Transcribe all of the material below word for word and leave out its pictures.

Extracted material start

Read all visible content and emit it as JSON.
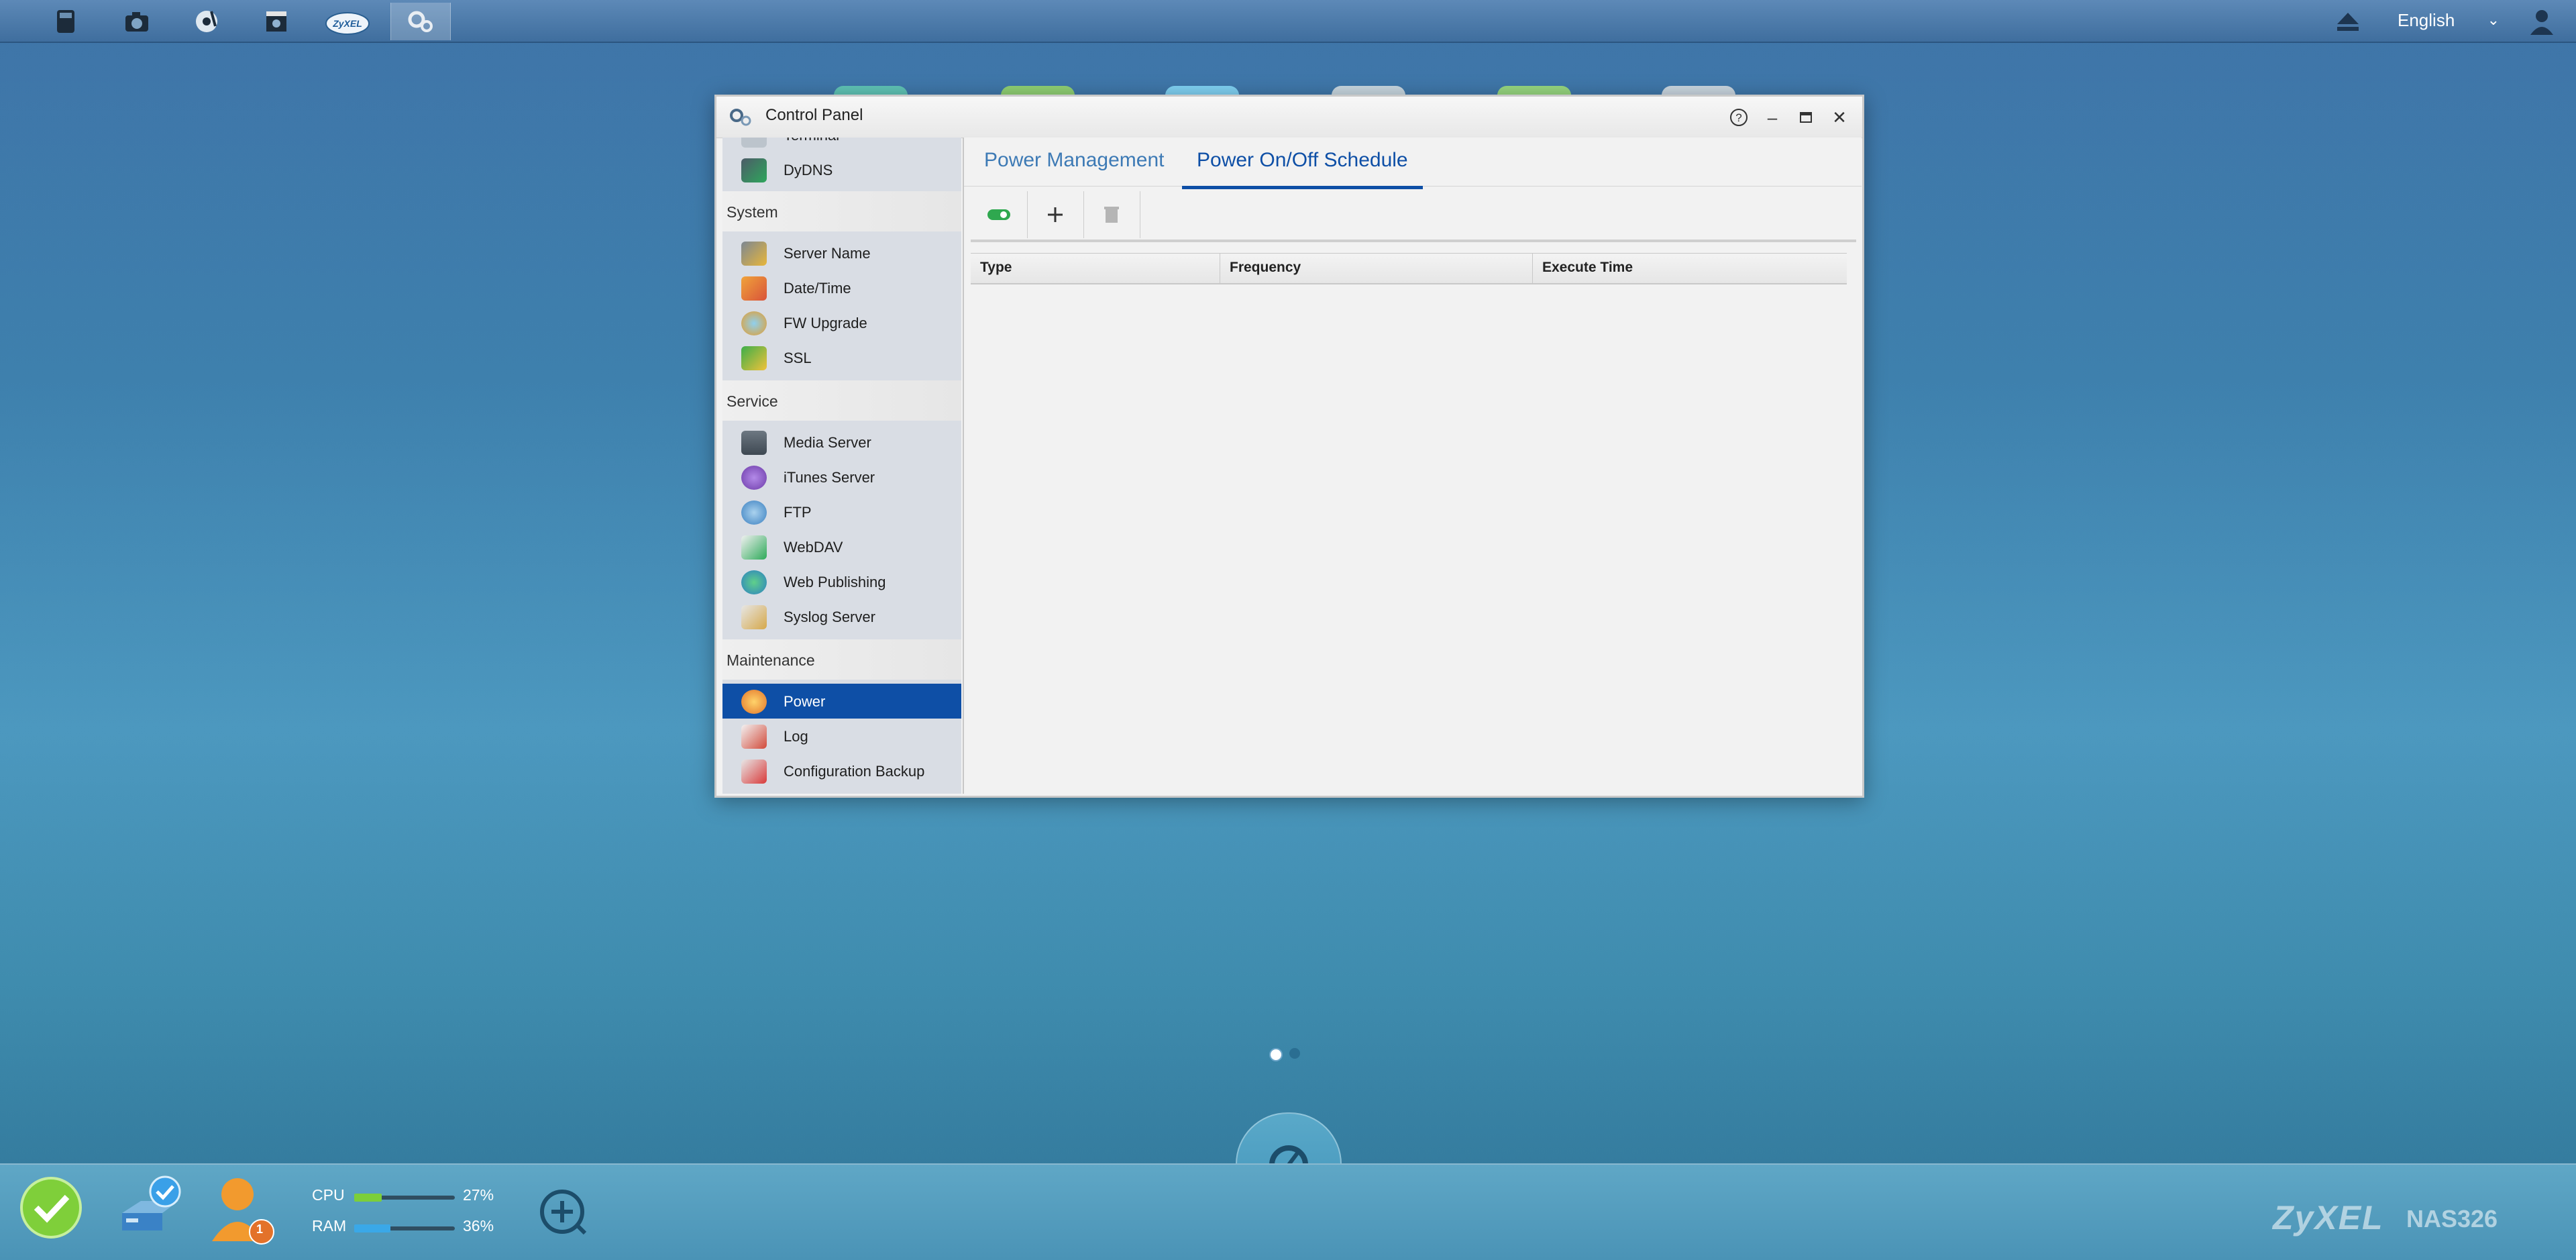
{
  "topbar": {
    "apps": [
      {
        "icon": "file-browser-icon"
      },
      {
        "icon": "photo-camera-icon"
      },
      {
        "icon": "music-player-icon"
      },
      {
        "icon": "video-player-icon"
      },
      {
        "icon": "zyxel-cloud-icon",
        "text": "ZyXEL"
      },
      {
        "icon": "control-panel-gears-icon",
        "active": true
      }
    ],
    "language": "English"
  },
  "window": {
    "title": "Control Panel",
    "sidebar": {
      "items_top": [
        {
          "label": "Terminal"
        },
        {
          "label": "DyDNS"
        }
      ],
      "groups": [
        {
          "label": "System",
          "items": [
            {
              "label": "Server Name"
            },
            {
              "label": "Date/Time"
            },
            {
              "label": "FW Upgrade"
            },
            {
              "label": "SSL"
            }
          ]
        },
        {
          "label": "Service",
          "items": [
            {
              "label": "Media Server"
            },
            {
              "label": "iTunes Server"
            },
            {
              "label": "FTP"
            },
            {
              "label": "WebDAV"
            },
            {
              "label": "Web Publishing"
            },
            {
              "label": "Syslog Server"
            }
          ]
        },
        {
          "label": "Maintenance",
          "items": [
            {
              "label": "Power",
              "selected": true
            },
            {
              "label": "Log"
            },
            {
              "label": "Configuration Backup"
            }
          ]
        }
      ]
    },
    "tabs": [
      {
        "label": "Power Management"
      },
      {
        "label": "Power On/Off Schedule",
        "active": true
      }
    ],
    "table": {
      "columns": [
        "Type",
        "Frequency",
        "Execute Time"
      ],
      "rows": []
    }
  },
  "taskbar": {
    "cpu": {
      "label": "CPU",
      "percent": "27%",
      "value": 0.27
    },
    "ram": {
      "label": "RAM",
      "percent": "36%",
      "value": 0.36
    },
    "badge_count": "1",
    "brand": "ZyXEL",
    "model": "NAS326"
  },
  "colors": {
    "accent": "#0e4fa6",
    "cpu_fill": "#7ccf3a",
    "ram_fill": "#3aa8e8",
    "toggle_on": "#2fa84f"
  }
}
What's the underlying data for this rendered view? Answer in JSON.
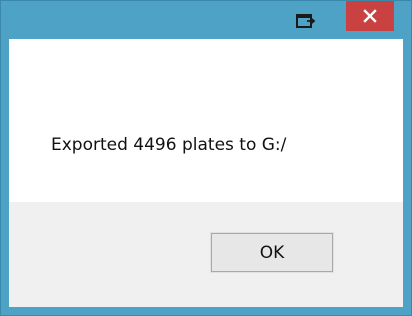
{
  "dialog": {
    "message": "Exported 4496 plates to G:/",
    "ok_label": "OK"
  },
  "titlebar": {
    "icons": {
      "pin": "window-pin-icon",
      "close": "close-icon"
    },
    "colors": {
      "frame": "#4ea2c5",
      "close_bg": "#c94141"
    }
  }
}
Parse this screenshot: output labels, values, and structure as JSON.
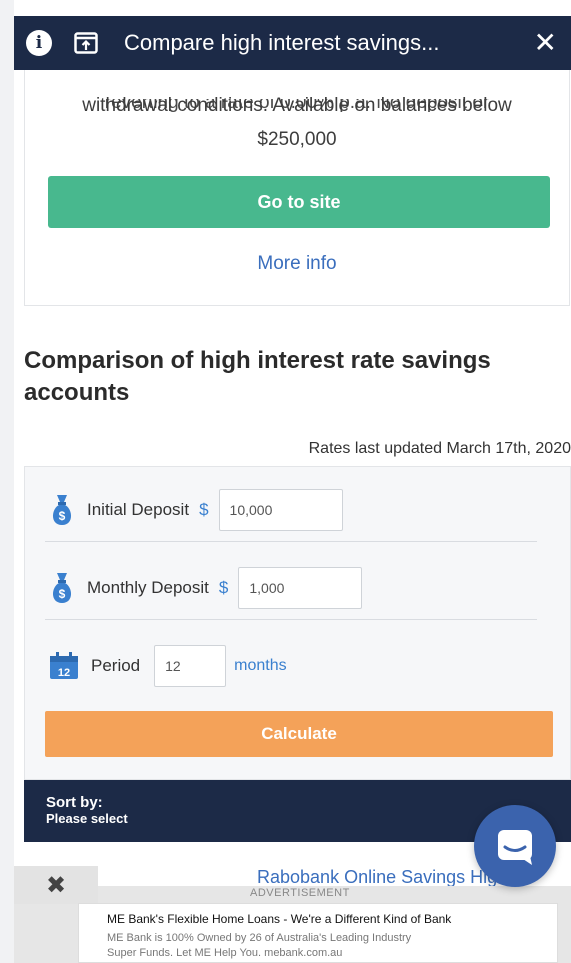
{
  "topbar": {
    "title": "Compare high interest savings...",
    "info_icon": "info-icon",
    "share_icon": "share-icon",
    "close_icon": "close-icon",
    "close_glyph": "✕",
    "info_glyph": "i"
  },
  "card": {
    "clipped_text": "reverting to a rate of 0.00% p.a. No deposit or",
    "description": "withdrawal conditions. Available on balances below $250,000",
    "go_to_site": "Go to site",
    "more_info": "More info"
  },
  "comparison": {
    "heading": "Comparison of high interest rate savings accounts",
    "rates_updated": "Rates last updated March 17th, 2020"
  },
  "calculator": {
    "initial_deposit_label": "Initial Deposit",
    "initial_currency": "$",
    "initial_value": "10,000",
    "monthly_deposit_label": "Monthly Deposit",
    "monthly_currency": "$",
    "monthly_value": "1,000",
    "period_label": "Period",
    "period_value": "12",
    "period_unit": "months",
    "calendar_number": "12",
    "calculate": "Calculate"
  },
  "sort": {
    "title": "Sort by:",
    "value": "Please select"
  },
  "result": {
    "bank_link": "Rabobank Online Savings High"
  },
  "ad": {
    "label": "ADVERTISEMENT",
    "close_glyph": "✖",
    "title": "ME Bank's Flexible Home Loans - We're a Different Kind of Bank",
    "body_line1": "ME Bank is 100% Owned by 26 of Australia's Leading Industry",
    "body_line2": "Super Funds. Let ME Help You. mebank.com.au"
  },
  "colors": {
    "navy": "#1c2a47",
    "green": "#48b88e",
    "orange": "#f4a259",
    "link": "#3a6ebd",
    "chat": "#3b63ad"
  }
}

Extracted material end

> _Written answer_
Read all visible content and emit it as JSON.
{
  "topbar": {
    "apps": [
      {
        "icon": "file-browser-icon"
      },
      {
        "icon": "photo-camera-icon"
      },
      {
        "icon": "music-player-icon"
      },
      {
        "icon": "video-player-icon"
      },
      {
        "icon": "zyxel-cloud-icon",
        "text": "ZyXEL"
      },
      {
        "icon": "control-panel-gears-icon",
        "active": true
      }
    ],
    "language": "English"
  },
  "window": {
    "title": "Control Panel",
    "sidebar": {
      "items_top": [
        {
          "label": "Terminal"
        },
        {
          "label": "DyDNS"
        }
      ],
      "groups": [
        {
          "label": "System",
          "items": [
            {
              "label": "Server Name"
            },
            {
              "label": "Date/Time"
            },
            {
              "label": "FW Upgrade"
            },
            {
              "label": "SSL"
            }
          ]
        },
        {
          "label": "Service",
          "items": [
            {
              "label": "Media Server"
            },
            {
              "label": "iTunes Server"
            },
            {
              "label": "FTP"
            },
            {
              "label": "WebDAV"
            },
            {
              "label": "Web Publishing"
            },
            {
              "label": "Syslog Server"
            }
          ]
        },
        {
          "label": "Maintenance",
          "items": [
            {
              "label": "Power",
              "selected": true
            },
            {
              "label": "Log"
            },
            {
              "label": "Configuration Backup"
            }
          ]
        }
      ]
    },
    "tabs": [
      {
        "label": "Power Management"
      },
      {
        "label": "Power On/Off Schedule",
        "active": true
      }
    ],
    "table": {
      "columns": [
        "Type",
        "Frequency",
        "Execute Time"
      ],
      "rows": []
    }
  },
  "taskbar": {
    "cpu": {
      "label": "CPU",
      "percent": "27%",
      "value": 0.27
    },
    "ram": {
      "label": "RAM",
      "percent": "36%",
      "value": 0.36
    },
    "badge_count": "1",
    "brand": "ZyXEL",
    "model": "NAS326"
  },
  "colors": {
    "accent": "#0e4fa6",
    "cpu_fill": "#7ccf3a",
    "ram_fill": "#3aa8e8",
    "toggle_on": "#2fa84f"
  }
}
What's the underlying data for this rendered view? Answer in JSON.
{
  "dialog": {
    "message": "Exported 4496 plates to G:/",
    "ok_label": "OK"
  },
  "titlebar": {
    "icons": {
      "pin": "window-pin-icon",
      "close": "close-icon"
    },
    "colors": {
      "frame": "#4ea2c5",
      "close_bg": "#c94141"
    }
  }
}
Parse this screenshot: output labels, values, and structure as JSON.
{
  "topbar": {
    "title": "Compare high interest savings...",
    "info_icon": "info-icon",
    "share_icon": "share-icon",
    "close_icon": "close-icon",
    "close_glyph": "✕",
    "info_glyph": "i"
  },
  "card": {
    "clipped_text": "reverting to a rate of 0.00% p.a. No deposit or",
    "description": "withdrawal conditions. Available on balances below $250,000",
    "go_to_site": "Go to site",
    "more_info": "More info"
  },
  "comparison": {
    "heading": "Comparison of high interest rate savings accounts",
    "rates_updated": "Rates last updated March 17th, 2020"
  },
  "calculator": {
    "initial_deposit_label": "Initial Deposit",
    "initial_currency": "$",
    "initial_value": "10,000",
    "monthly_deposit_label": "Monthly Deposit",
    "monthly_currency": "$",
    "monthly_value": "1,000",
    "period_label": "Period",
    "period_value": "12",
    "period_unit": "months",
    "calendar_number": "12",
    "calculate": "Calculate"
  },
  "sort": {
    "title": "Sort by:",
    "value": "Please select"
  },
  "result": {
    "bank_link": "Rabobank Online Savings High"
  },
  "ad": {
    "label": "ADVERTISEMENT",
    "close_glyph": "✖",
    "title": "ME Bank's Flexible Home Loans - We're a Different Kind of Bank",
    "body_line1": "ME Bank is 100% Owned by 26 of Australia's Leading Industry",
    "body_line2": "Super Funds. Let ME Help You. mebank.com.au"
  },
  "colors": {
    "navy": "#1c2a47",
    "green": "#48b88e",
    "orange": "#f4a259",
    "link": "#3a6ebd",
    "chat": "#3b63ad"
  }
}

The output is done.